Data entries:
◇ ◇ ◇ ◇ ◇ ◇ ◇

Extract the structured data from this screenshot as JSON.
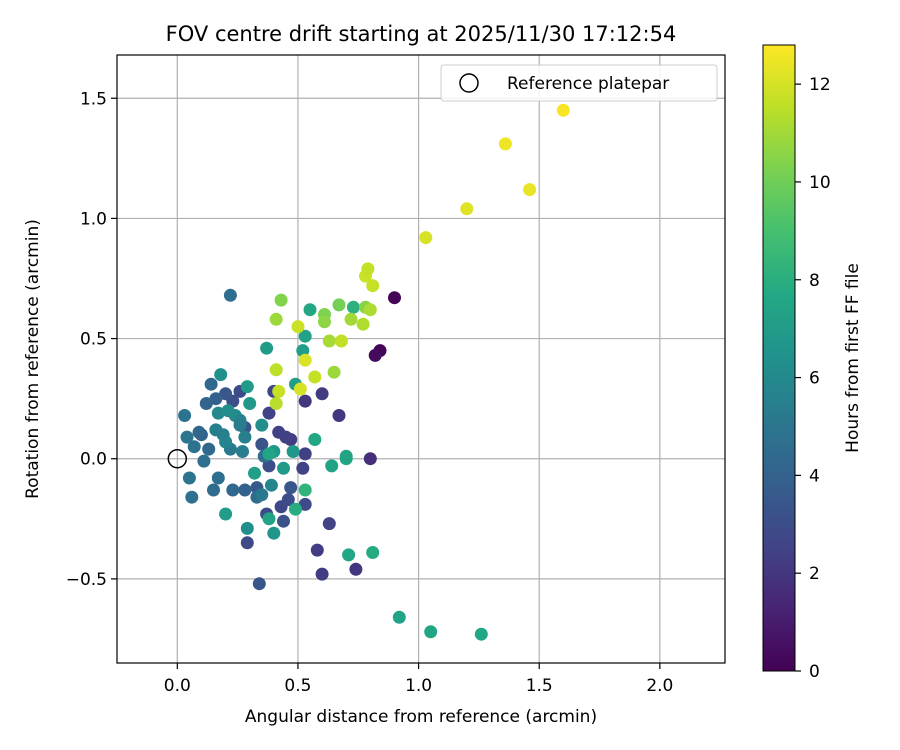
{
  "chart_data": {
    "type": "scatter",
    "title": "FOV centre drift starting at 2025/11/30 17:12:54",
    "xlabel": "Angular distance from reference (arcmin)",
    "ylabel": "Rotation from reference (arcmin)",
    "xlim": [
      -0.25,
      2.27
    ],
    "ylim": [
      -0.85,
      1.68
    ],
    "grid": true,
    "xticks": [
      0.0,
      0.5,
      1.0,
      1.5,
      2.0
    ],
    "xtick_labels": [
      "0.0",
      "0.5",
      "1.0",
      "1.5",
      "2.0"
    ],
    "yticks": [
      -0.5,
      0.0,
      0.5,
      1.0,
      1.5
    ],
    "ytick_labels": [
      "−0.5",
      "0.0",
      "0.5",
      "1.0",
      "1.5"
    ],
    "legend": {
      "placement": "top-right",
      "label": "Reference platepar"
    },
    "reference": {
      "x": 0.0,
      "y": 0.0
    },
    "colorbar": {
      "label": "Hours from first FF file",
      "range": [
        0,
        12.8
      ],
      "ticks": [
        0,
        2,
        4,
        6,
        8,
        10,
        12
      ],
      "tick_labels": [
        "0",
        "2",
        "4",
        "6",
        "8",
        "10",
        "12"
      ],
      "colormap": "viridis",
      "colormap_stops": [
        "#440154",
        "#482475",
        "#414487",
        "#355f8d",
        "#2a788e",
        "#21918c",
        "#22a884",
        "#44bf70",
        "#7ad151",
        "#bddf26",
        "#fde725"
      ]
    },
    "points": [
      {
        "x": 0.9,
        "y": 0.67,
        "h": 0.1
      },
      {
        "x": 0.84,
        "y": 0.45,
        "h": 0.2
      },
      {
        "x": 0.82,
        "y": 0.43,
        "h": 0.4
      },
      {
        "x": 0.8,
        "y": 0.0,
        "h": 1.7
      },
      {
        "x": 0.74,
        "y": -0.46,
        "h": 2.0
      },
      {
        "x": 0.67,
        "y": 0.18,
        "h": 2.0
      },
      {
        "x": 0.6,
        "y": 0.27,
        "h": 2.2
      },
      {
        "x": 0.63,
        "y": -0.27,
        "h": 2.5
      },
      {
        "x": 0.58,
        "y": -0.38,
        "h": 2.3
      },
      {
        "x": 0.6,
        "y": -0.48,
        "h": 2.3
      },
      {
        "x": 0.53,
        "y": 0.24,
        "h": 2.0
      },
      {
        "x": 0.52,
        "y": -0.04,
        "h": 2.5
      },
      {
        "x": 0.53,
        "y": 0.02,
        "h": 2.4
      },
      {
        "x": 0.53,
        "y": -0.19,
        "h": 2.9
      },
      {
        "x": 0.47,
        "y": 0.08,
        "h": 2.3
      },
      {
        "x": 0.45,
        "y": 0.09,
        "h": 2.4
      },
      {
        "x": 0.42,
        "y": 0.11,
        "h": 2.4
      },
      {
        "x": 0.4,
        "y": 0.28,
        "h": 2.6
      },
      {
        "x": 0.38,
        "y": 0.19,
        "h": 2.5
      },
      {
        "x": 0.43,
        "y": -0.2,
        "h": 2.7
      },
      {
        "x": 0.46,
        "y": -0.17,
        "h": 3.0
      },
      {
        "x": 0.47,
        "y": -0.12,
        "h": 3.4
      },
      {
        "x": 0.44,
        "y": -0.26,
        "h": 3.2
      },
      {
        "x": 0.38,
        "y": -0.03,
        "h": 3.0
      },
      {
        "x": 0.37,
        "y": -0.23,
        "h": 2.9
      },
      {
        "x": 0.35,
        "y": 0.06,
        "h": 3.3
      },
      {
        "x": 0.29,
        "y": -0.35,
        "h": 2.8
      },
      {
        "x": 0.34,
        "y": -0.52,
        "h": 3.4
      },
      {
        "x": 0.33,
        "y": -0.12,
        "h": 3.6
      },
      {
        "x": 0.28,
        "y": 0.13,
        "h": 3.4
      },
      {
        "x": 0.26,
        "y": 0.28,
        "h": 2.9
      },
      {
        "x": 0.23,
        "y": 0.24,
        "h": 3.1
      },
      {
        "x": 0.22,
        "y": 0.68,
        "h": 4.6
      },
      {
        "x": 0.2,
        "y": 0.27,
        "h": 3.5
      },
      {
        "x": 0.16,
        "y": 0.25,
        "h": 3.9
      },
      {
        "x": 0.14,
        "y": 0.31,
        "h": 4.3
      },
      {
        "x": 0.12,
        "y": 0.23,
        "h": 4.1
      },
      {
        "x": 0.1,
        "y": 0.1,
        "h": 4.0
      },
      {
        "x": 0.13,
        "y": 0.04,
        "h": 4.3
      },
      {
        "x": 0.09,
        "y": 0.11,
        "h": 4.2
      },
      {
        "x": 0.11,
        "y": -0.01,
        "h": 4.6
      },
      {
        "x": 0.07,
        "y": 0.05,
        "h": 4.8
      },
      {
        "x": 0.04,
        "y": 0.09,
        "h": 5.0
      },
      {
        "x": 0.03,
        "y": 0.18,
        "h": 4.9
      },
      {
        "x": 0.05,
        "y": -0.08,
        "h": 4.9
      },
      {
        "x": 0.06,
        "y": -0.16,
        "h": 4.7
      },
      {
        "x": 0.15,
        "y": -0.13,
        "h": 4.5
      },
      {
        "x": 0.17,
        "y": -0.08,
        "h": 4.6
      },
      {
        "x": 0.23,
        "y": -0.13,
        "h": 4.3
      },
      {
        "x": 0.28,
        "y": -0.13,
        "h": 4.0
      },
      {
        "x": 0.33,
        "y": -0.16,
        "h": 4.5
      },
      {
        "x": 0.35,
        "y": -0.15,
        "h": 5.1
      },
      {
        "x": 0.39,
        "y": -0.11,
        "h": 5.9
      },
      {
        "x": 0.36,
        "y": 0.01,
        "h": 4.6
      },
      {
        "x": 0.27,
        "y": 0.03,
        "h": 5.4
      },
      {
        "x": 0.22,
        "y": 0.04,
        "h": 5.2
      },
      {
        "x": 0.2,
        "y": 0.07,
        "h": 5.8
      },
      {
        "x": 0.19,
        "y": 0.1,
        "h": 5.6
      },
      {
        "x": 0.16,
        "y": 0.12,
        "h": 5.5
      },
      {
        "x": 0.17,
        "y": 0.19,
        "h": 6.0
      },
      {
        "x": 0.18,
        "y": 0.35,
        "h": 6.4
      },
      {
        "x": 0.21,
        "y": 0.2,
        "h": 6.2
      },
      {
        "x": 0.24,
        "y": 0.18,
        "h": 6.1
      },
      {
        "x": 0.26,
        "y": 0.16,
        "h": 5.7
      },
      {
        "x": 0.26,
        "y": 0.14,
        "h": 5.3
      },
      {
        "x": 0.28,
        "y": 0.09,
        "h": 5.5
      },
      {
        "x": 0.3,
        "y": 0.23,
        "h": 6.8
      },
      {
        "x": 0.29,
        "y": 0.3,
        "h": 6.9
      },
      {
        "x": 0.35,
        "y": 0.14,
        "h": 6.3
      },
      {
        "x": 0.37,
        "y": 0.46,
        "h": 7.0
      },
      {
        "x": 0.4,
        "y": 0.03,
        "h": 6.8
      },
      {
        "x": 0.44,
        "y": -0.04,
        "h": 6.9
      },
      {
        "x": 0.48,
        "y": 0.03,
        "h": 6.7
      },
      {
        "x": 0.49,
        "y": 0.31,
        "h": 7.1
      },
      {
        "x": 0.52,
        "y": 0.45,
        "h": 7.1
      },
      {
        "x": 0.53,
        "y": 0.51,
        "h": 7.3
      },
      {
        "x": 0.55,
        "y": 0.62,
        "h": 7.6
      },
      {
        "x": 0.57,
        "y": 0.08,
        "h": 7.6
      },
      {
        "x": 0.38,
        "y": 0.02,
        "h": 7.5
      },
      {
        "x": 0.38,
        "y": -0.25,
        "h": 7.4
      },
      {
        "x": 0.29,
        "y": -0.29,
        "h": 6.3
      },
      {
        "x": 0.4,
        "y": -0.31,
        "h": 6.6
      },
      {
        "x": 0.32,
        "y": -0.06,
        "h": 7.2
      },
      {
        "x": 0.2,
        "y": -0.23,
        "h": 7.0
      },
      {
        "x": 0.49,
        "y": -0.21,
        "h": 7.9
      },
      {
        "x": 0.53,
        "y": -0.13,
        "h": 8.3
      },
      {
        "x": 0.64,
        "y": -0.03,
        "h": 7.4
      },
      {
        "x": 0.7,
        "y": 0.0,
        "h": 7.7
      },
      {
        "x": 0.7,
        "y": 0.01,
        "h": 7.4
      },
      {
        "x": 0.73,
        "y": 0.63,
        "h": 8.1
      },
      {
        "x": 0.71,
        "y": -0.4,
        "h": 7.6
      },
      {
        "x": 0.81,
        "y": -0.39,
        "h": 7.8
      },
      {
        "x": 0.92,
        "y": -0.66,
        "h": 7.4
      },
      {
        "x": 1.05,
        "y": -0.72,
        "h": 7.5
      },
      {
        "x": 1.26,
        "y": -0.73,
        "h": 7.6
      },
      {
        "x": 0.43,
        "y": 0.66,
        "h": 10.4
      },
      {
        "x": 0.41,
        "y": 0.58,
        "h": 10.9
      },
      {
        "x": 0.61,
        "y": 0.6,
        "h": 10.3
      },
      {
        "x": 0.61,
        "y": 0.57,
        "h": 10.6
      },
      {
        "x": 0.67,
        "y": 0.64,
        "h": 10.1
      },
      {
        "x": 0.72,
        "y": 0.58,
        "h": 11.0
      },
      {
        "x": 0.77,
        "y": 0.56,
        "h": 11.3
      },
      {
        "x": 0.78,
        "y": 0.63,
        "h": 10.5
      },
      {
        "x": 0.8,
        "y": 0.62,
        "h": 11.2
      },
      {
        "x": 0.63,
        "y": 0.49,
        "h": 11.1
      },
      {
        "x": 0.68,
        "y": 0.49,
        "h": 11.6
      },
      {
        "x": 0.65,
        "y": 0.36,
        "h": 10.9
      },
      {
        "x": 0.57,
        "y": 0.34,
        "h": 11.7
      },
      {
        "x": 0.53,
        "y": 0.41,
        "h": 12.1
      },
      {
        "x": 0.5,
        "y": 0.55,
        "h": 11.8
      },
      {
        "x": 0.41,
        "y": 0.37,
        "h": 11.5
      },
      {
        "x": 0.42,
        "y": 0.28,
        "h": 11.7
      },
      {
        "x": 0.41,
        "y": 0.23,
        "h": 11.4
      },
      {
        "x": 0.51,
        "y": 0.29,
        "h": 12.0
      },
      {
        "x": 0.78,
        "y": 0.76,
        "h": 11.8
      },
      {
        "x": 0.79,
        "y": 0.79,
        "h": 11.6
      },
      {
        "x": 0.81,
        "y": 0.72,
        "h": 11.7
      },
      {
        "x": 1.03,
        "y": 0.92,
        "h": 12.0
      },
      {
        "x": 1.2,
        "y": 1.04,
        "h": 12.2
      },
      {
        "x": 1.36,
        "y": 1.31,
        "h": 12.5
      },
      {
        "x": 1.46,
        "y": 1.12,
        "h": 12.4
      },
      {
        "x": 1.6,
        "y": 1.45,
        "h": 12.7
      }
    ]
  }
}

◇ ◇ ◇ ◇ ◇ ◇ ◇

### Goal:
State how many lines of the records above contain the word "arcmin", and give only that number.

### Result below:
2